- [The exercise]:
Take the entries below and print all of them exactly, please.

- [Provided entries]:
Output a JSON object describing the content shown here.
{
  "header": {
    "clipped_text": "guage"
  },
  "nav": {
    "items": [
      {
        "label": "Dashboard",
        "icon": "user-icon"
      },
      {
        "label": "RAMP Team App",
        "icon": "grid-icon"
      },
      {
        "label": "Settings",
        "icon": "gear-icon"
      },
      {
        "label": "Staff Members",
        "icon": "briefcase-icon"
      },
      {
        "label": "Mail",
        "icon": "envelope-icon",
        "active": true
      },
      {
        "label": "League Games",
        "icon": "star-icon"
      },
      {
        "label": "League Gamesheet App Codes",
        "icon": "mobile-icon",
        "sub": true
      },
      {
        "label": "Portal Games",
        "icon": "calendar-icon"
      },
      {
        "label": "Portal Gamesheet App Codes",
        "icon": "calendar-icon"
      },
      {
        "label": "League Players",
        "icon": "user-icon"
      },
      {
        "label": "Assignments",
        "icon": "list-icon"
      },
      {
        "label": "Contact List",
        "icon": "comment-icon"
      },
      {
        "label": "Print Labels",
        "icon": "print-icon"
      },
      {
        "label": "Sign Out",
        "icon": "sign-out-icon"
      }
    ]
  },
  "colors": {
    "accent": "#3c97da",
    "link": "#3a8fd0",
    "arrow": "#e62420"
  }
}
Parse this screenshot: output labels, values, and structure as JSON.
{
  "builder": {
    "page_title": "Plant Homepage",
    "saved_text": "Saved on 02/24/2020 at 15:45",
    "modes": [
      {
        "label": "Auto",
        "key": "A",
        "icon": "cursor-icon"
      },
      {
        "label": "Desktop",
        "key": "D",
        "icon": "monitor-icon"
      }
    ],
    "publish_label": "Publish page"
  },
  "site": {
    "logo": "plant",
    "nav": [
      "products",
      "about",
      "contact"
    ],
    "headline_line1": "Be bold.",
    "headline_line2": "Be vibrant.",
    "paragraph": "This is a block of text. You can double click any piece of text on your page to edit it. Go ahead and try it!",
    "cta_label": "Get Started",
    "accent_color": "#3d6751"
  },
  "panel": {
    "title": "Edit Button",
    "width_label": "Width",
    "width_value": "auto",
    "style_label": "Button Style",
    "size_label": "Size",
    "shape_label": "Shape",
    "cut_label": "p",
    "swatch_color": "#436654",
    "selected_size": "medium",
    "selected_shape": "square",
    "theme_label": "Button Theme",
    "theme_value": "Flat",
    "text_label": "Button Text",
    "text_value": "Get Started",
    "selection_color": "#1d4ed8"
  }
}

- [Complete response]:
Output a JSON object describing the content shown here.
{
  "header": {
    "clipped_text": "guage"
  },
  "nav": {
    "items": [
      {
        "label": "Dashboard",
        "icon": "user-icon"
      },
      {
        "label": "RAMP Team App",
        "icon": "grid-icon"
      },
      {
        "label": "Settings",
        "icon": "gear-icon"
      },
      {
        "label": "Staff Members",
        "icon": "briefcase-icon"
      },
      {
        "label": "Mail",
        "icon": "envelope-icon",
        "active": true
      },
      {
        "label": "League Games",
        "icon": "star-icon"
      },
      {
        "label": "League Gamesheet App Codes",
        "icon": "mobile-icon",
        "sub": true
      },
      {
        "label": "Portal Games",
        "icon": "calendar-icon"
      },
      {
        "label": "Portal Gamesheet App Codes",
        "icon": "calendar-icon"
      },
      {
        "label": "League Players",
        "icon": "user-icon"
      },
      {
        "label": "Assignments",
        "icon": "list-icon"
      },
      {
        "label": "Contact List",
        "icon": "comment-icon"
      },
      {
        "label": "Print Labels",
        "icon": "print-icon"
      },
      {
        "label": "Sign Out",
        "icon": "sign-out-icon"
      }
    ]
  },
  "colors": {
    "accent": "#3c97da",
    "link": "#3a8fd0",
    "arrow": "#e62420"
  }
}
Parse this screenshot: output labels, values, and structure as JSON.
{
  "builder": {
    "page_title": "Plant Homepage",
    "saved_text": "Saved on 02/24/2020 at 15:45",
    "modes": [
      {
        "label": "Auto",
        "key": "A",
        "icon": "cursor-icon"
      },
      {
        "label": "Desktop",
        "key": "D",
        "icon": "monitor-icon"
      }
    ],
    "publish_label": "Publish page"
  },
  "site": {
    "logo": "plant",
    "nav": [
      "products",
      "about",
      "contact"
    ],
    "headline_line1": "Be bold.",
    "headline_line2": "Be vibrant.",
    "paragraph": "This is a block of text. You can double click any piece of text on your page to edit it. Go ahead and try it!",
    "cta_label": "Get Started",
    "accent_color": "#3d6751"
  },
  "panel": {
    "title": "Edit Button",
    "width_label": "Width",
    "width_value": "auto",
    "style_label": "Button Style",
    "size_label": "Size",
    "shape_label": "Shape",
    "cut_label": "p",
    "swatch_color": "#436654",
    "selected_size": "medium",
    "selected_shape": "square",
    "theme_label": "Button Theme",
    "theme_value": "Flat",
    "text_label": "Button Text",
    "text_value": "Get Started",
    "selection_color": "#1d4ed8"
  }
}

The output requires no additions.